start RECORDS FOR PROCESSING

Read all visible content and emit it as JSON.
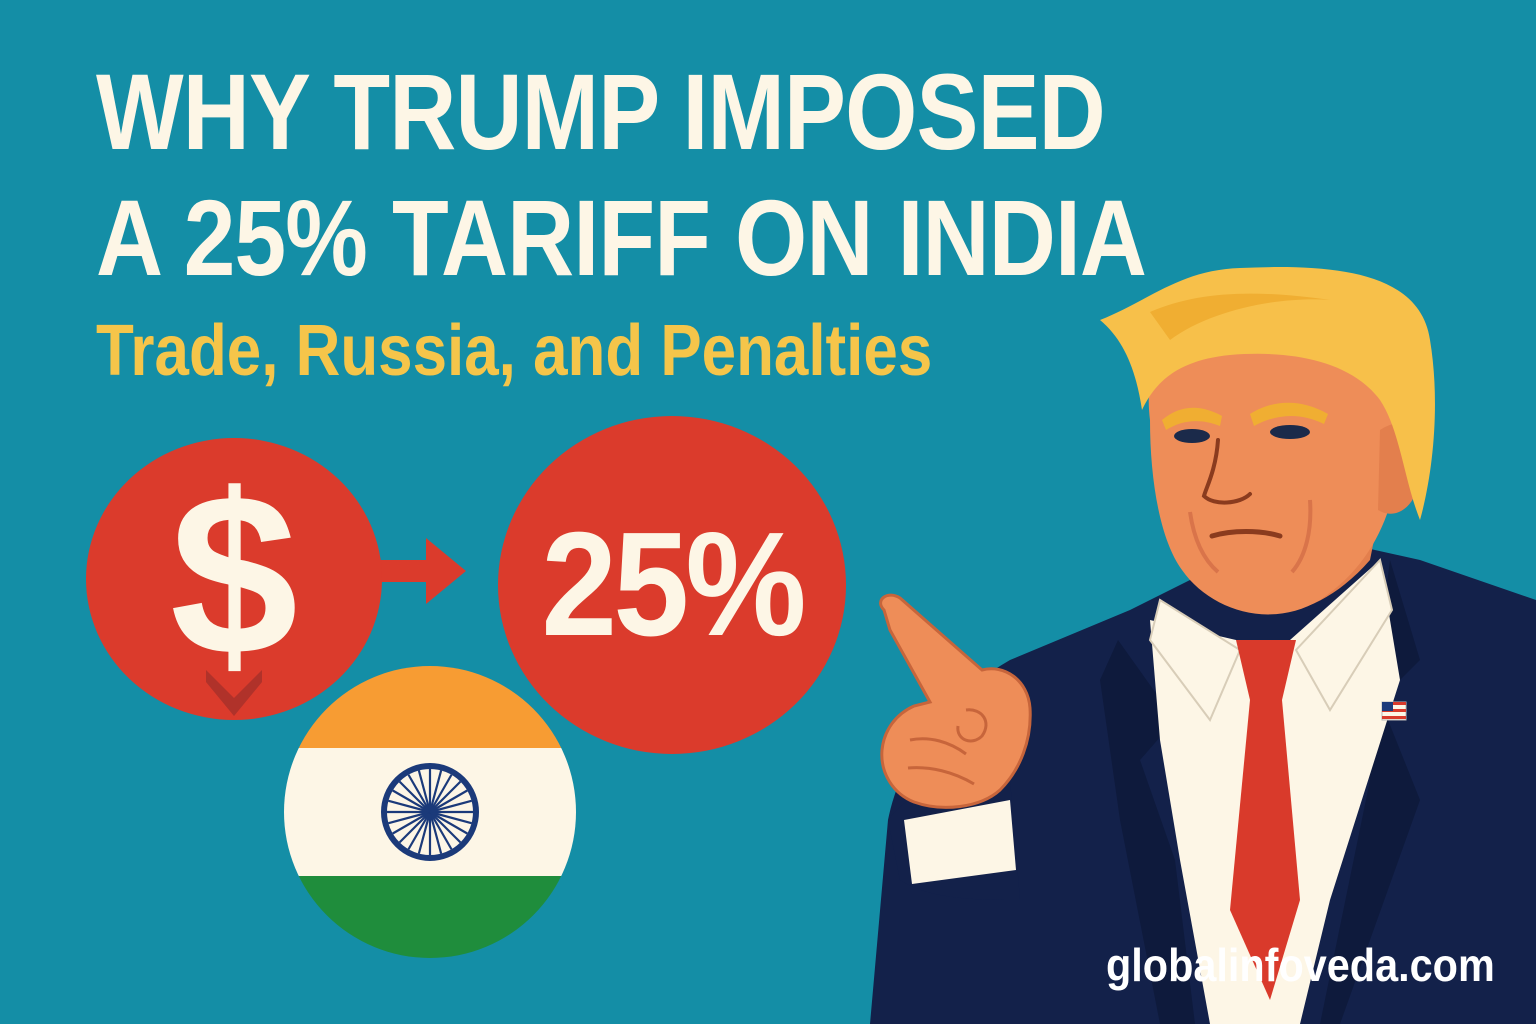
{
  "headline": {
    "line_1": "WHY TRUMP IMPOSED",
    "line_2": "A 25% TARIFF ON INDIA"
  },
  "subheadline": "Trade, Russia, and Penalties",
  "graphics": {
    "currency_symbol": "$",
    "tariff_label": "25%",
    "flag": "india-flag",
    "icons": [
      "dollar-icon",
      "arrow-right-icon",
      "chevron-down-icon",
      "ashoka-chakra-icon",
      "us-flag-pin-icon"
    ]
  },
  "watermark": "globalinfoveda.com",
  "colors": {
    "background": "#148ea6",
    "headline": "#fdf6e6",
    "subheadline": "#f5c54a",
    "circle_red": "#db3b2c",
    "saffron": "#f79c33",
    "green": "#1f8d3c",
    "chakra_blue": "#1b3a7a",
    "suit_navy": "#13214a",
    "tie_red": "#d93a2b",
    "hair": "#f7c04a",
    "skin": "#ee8d58"
  }
}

end RECORDS FOR PROCESSING

Reproduce the material in full, word for word, and omit the pictures.

> **TASK RESULT**
Read all visible content and emit it as JSON.
{
  "headline": {
    "line_1": "WHY TRUMP IMPOSED",
    "line_2": "A 25% TARIFF ON INDIA"
  },
  "subheadline": "Trade, Russia, and Penalties",
  "graphics": {
    "currency_symbol": "$",
    "tariff_label": "25%",
    "flag": "india-flag",
    "icons": [
      "dollar-icon",
      "arrow-right-icon",
      "chevron-down-icon",
      "ashoka-chakra-icon",
      "us-flag-pin-icon"
    ]
  },
  "watermark": "globalinfoveda.com",
  "colors": {
    "background": "#148ea6",
    "headline": "#fdf6e6",
    "subheadline": "#f5c54a",
    "circle_red": "#db3b2c",
    "saffron": "#f79c33",
    "green": "#1f8d3c",
    "chakra_blue": "#1b3a7a",
    "suit_navy": "#13214a",
    "tie_red": "#d93a2b",
    "hair": "#f7c04a",
    "skin": "#ee8d58"
  }
}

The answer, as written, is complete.